Request: List all lines of the data containing the word "hours".
** start of Source material **
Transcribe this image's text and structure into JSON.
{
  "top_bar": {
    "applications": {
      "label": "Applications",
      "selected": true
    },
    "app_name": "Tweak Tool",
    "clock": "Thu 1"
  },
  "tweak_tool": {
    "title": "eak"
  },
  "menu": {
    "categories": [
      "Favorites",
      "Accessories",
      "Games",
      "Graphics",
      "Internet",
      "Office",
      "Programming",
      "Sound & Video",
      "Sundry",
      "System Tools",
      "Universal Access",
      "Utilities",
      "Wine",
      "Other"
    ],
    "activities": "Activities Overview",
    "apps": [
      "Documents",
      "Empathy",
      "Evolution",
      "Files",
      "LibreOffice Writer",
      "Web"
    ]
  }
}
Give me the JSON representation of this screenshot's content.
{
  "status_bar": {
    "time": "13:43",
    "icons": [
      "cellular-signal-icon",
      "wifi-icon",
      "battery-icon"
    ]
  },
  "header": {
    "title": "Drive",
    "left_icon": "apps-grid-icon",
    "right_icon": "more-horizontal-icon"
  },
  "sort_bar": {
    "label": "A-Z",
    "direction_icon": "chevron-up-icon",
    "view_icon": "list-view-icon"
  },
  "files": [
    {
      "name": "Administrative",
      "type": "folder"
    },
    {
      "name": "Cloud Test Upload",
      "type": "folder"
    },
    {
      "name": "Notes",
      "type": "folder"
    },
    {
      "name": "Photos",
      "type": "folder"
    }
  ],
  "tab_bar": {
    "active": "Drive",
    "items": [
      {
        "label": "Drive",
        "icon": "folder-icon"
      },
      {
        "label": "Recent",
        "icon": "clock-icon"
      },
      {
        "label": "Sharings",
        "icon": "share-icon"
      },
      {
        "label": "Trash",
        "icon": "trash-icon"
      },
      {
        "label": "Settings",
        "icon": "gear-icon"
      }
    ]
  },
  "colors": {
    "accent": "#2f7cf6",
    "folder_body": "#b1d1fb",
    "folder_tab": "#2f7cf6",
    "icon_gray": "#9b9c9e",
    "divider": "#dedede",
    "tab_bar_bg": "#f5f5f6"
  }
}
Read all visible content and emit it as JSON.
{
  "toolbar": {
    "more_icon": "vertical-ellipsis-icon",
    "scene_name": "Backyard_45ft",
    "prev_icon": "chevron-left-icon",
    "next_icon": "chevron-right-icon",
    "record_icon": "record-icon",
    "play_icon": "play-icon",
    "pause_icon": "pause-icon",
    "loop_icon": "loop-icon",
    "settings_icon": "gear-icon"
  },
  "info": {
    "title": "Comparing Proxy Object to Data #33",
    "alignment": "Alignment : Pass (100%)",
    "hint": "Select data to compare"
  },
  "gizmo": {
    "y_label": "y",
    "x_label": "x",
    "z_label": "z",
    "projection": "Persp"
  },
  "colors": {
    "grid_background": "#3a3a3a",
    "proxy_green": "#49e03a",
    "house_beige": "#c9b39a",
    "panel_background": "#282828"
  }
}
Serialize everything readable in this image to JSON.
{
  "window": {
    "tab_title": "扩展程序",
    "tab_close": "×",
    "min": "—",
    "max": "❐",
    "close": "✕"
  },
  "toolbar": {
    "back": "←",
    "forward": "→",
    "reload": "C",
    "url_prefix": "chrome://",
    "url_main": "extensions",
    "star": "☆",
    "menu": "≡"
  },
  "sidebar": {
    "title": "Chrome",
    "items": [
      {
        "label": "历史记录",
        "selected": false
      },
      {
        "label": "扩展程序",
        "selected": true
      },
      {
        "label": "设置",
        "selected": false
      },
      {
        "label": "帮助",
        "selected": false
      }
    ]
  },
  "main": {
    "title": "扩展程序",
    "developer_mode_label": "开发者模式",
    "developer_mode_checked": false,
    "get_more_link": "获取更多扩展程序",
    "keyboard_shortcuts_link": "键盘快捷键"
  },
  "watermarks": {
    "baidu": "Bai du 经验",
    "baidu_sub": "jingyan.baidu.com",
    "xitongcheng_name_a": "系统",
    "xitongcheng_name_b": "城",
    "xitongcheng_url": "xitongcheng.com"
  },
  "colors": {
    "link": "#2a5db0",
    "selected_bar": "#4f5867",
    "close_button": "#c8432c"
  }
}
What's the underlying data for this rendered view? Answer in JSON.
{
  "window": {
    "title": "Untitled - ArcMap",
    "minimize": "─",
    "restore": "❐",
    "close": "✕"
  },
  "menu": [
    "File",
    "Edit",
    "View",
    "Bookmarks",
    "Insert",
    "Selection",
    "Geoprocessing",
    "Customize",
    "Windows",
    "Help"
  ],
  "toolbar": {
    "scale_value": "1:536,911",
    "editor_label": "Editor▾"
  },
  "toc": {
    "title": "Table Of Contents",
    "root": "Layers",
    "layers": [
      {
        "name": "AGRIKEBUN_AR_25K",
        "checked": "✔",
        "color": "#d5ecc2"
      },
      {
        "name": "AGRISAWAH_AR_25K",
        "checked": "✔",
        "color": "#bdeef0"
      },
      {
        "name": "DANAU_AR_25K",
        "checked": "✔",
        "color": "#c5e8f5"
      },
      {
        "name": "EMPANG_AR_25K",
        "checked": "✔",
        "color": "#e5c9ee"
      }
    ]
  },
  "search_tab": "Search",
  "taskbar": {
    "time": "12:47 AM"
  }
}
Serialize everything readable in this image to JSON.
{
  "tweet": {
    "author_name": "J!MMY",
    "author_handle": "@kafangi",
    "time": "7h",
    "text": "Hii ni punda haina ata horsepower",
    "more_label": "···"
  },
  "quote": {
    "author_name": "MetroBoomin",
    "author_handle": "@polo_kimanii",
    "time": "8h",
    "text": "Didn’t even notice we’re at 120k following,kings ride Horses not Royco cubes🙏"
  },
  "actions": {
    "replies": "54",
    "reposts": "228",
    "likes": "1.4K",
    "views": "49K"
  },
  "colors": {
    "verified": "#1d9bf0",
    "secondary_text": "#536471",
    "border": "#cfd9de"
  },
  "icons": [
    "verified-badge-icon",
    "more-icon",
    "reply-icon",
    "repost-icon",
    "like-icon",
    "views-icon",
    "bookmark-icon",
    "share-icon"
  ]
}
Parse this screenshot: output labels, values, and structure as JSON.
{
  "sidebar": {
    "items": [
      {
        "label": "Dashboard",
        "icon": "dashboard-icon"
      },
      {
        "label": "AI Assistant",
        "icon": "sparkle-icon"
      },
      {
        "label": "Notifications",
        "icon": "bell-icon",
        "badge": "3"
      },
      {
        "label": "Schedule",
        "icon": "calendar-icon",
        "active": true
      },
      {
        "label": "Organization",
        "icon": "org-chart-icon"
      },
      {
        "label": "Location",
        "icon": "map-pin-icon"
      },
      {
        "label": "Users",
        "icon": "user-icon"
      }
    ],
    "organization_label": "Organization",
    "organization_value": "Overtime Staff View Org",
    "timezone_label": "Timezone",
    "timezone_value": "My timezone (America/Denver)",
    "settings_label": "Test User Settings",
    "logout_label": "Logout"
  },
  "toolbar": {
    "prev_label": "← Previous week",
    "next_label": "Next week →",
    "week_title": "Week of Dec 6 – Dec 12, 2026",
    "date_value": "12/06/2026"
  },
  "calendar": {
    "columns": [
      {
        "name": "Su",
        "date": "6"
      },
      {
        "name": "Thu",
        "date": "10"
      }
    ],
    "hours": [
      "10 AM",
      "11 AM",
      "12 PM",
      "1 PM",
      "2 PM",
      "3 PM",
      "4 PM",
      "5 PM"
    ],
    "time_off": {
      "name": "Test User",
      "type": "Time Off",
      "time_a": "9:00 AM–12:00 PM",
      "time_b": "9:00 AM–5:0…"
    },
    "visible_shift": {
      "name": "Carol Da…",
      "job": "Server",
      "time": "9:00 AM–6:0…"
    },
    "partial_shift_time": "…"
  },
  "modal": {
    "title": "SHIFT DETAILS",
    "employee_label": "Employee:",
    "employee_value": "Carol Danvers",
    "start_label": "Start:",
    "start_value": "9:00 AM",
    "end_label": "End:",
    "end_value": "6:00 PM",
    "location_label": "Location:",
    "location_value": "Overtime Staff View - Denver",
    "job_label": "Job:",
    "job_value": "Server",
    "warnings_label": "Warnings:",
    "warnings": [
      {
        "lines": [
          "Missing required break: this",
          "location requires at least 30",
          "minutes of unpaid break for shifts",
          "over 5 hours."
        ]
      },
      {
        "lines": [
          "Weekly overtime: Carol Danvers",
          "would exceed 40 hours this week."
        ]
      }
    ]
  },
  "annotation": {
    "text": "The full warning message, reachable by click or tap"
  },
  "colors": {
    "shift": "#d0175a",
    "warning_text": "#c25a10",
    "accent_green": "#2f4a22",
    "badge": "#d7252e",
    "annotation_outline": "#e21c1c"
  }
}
** end of Source material **
Output for this exercise:
    "hours": [
          "over 5 hours."
          "would exceed 40 hours this week."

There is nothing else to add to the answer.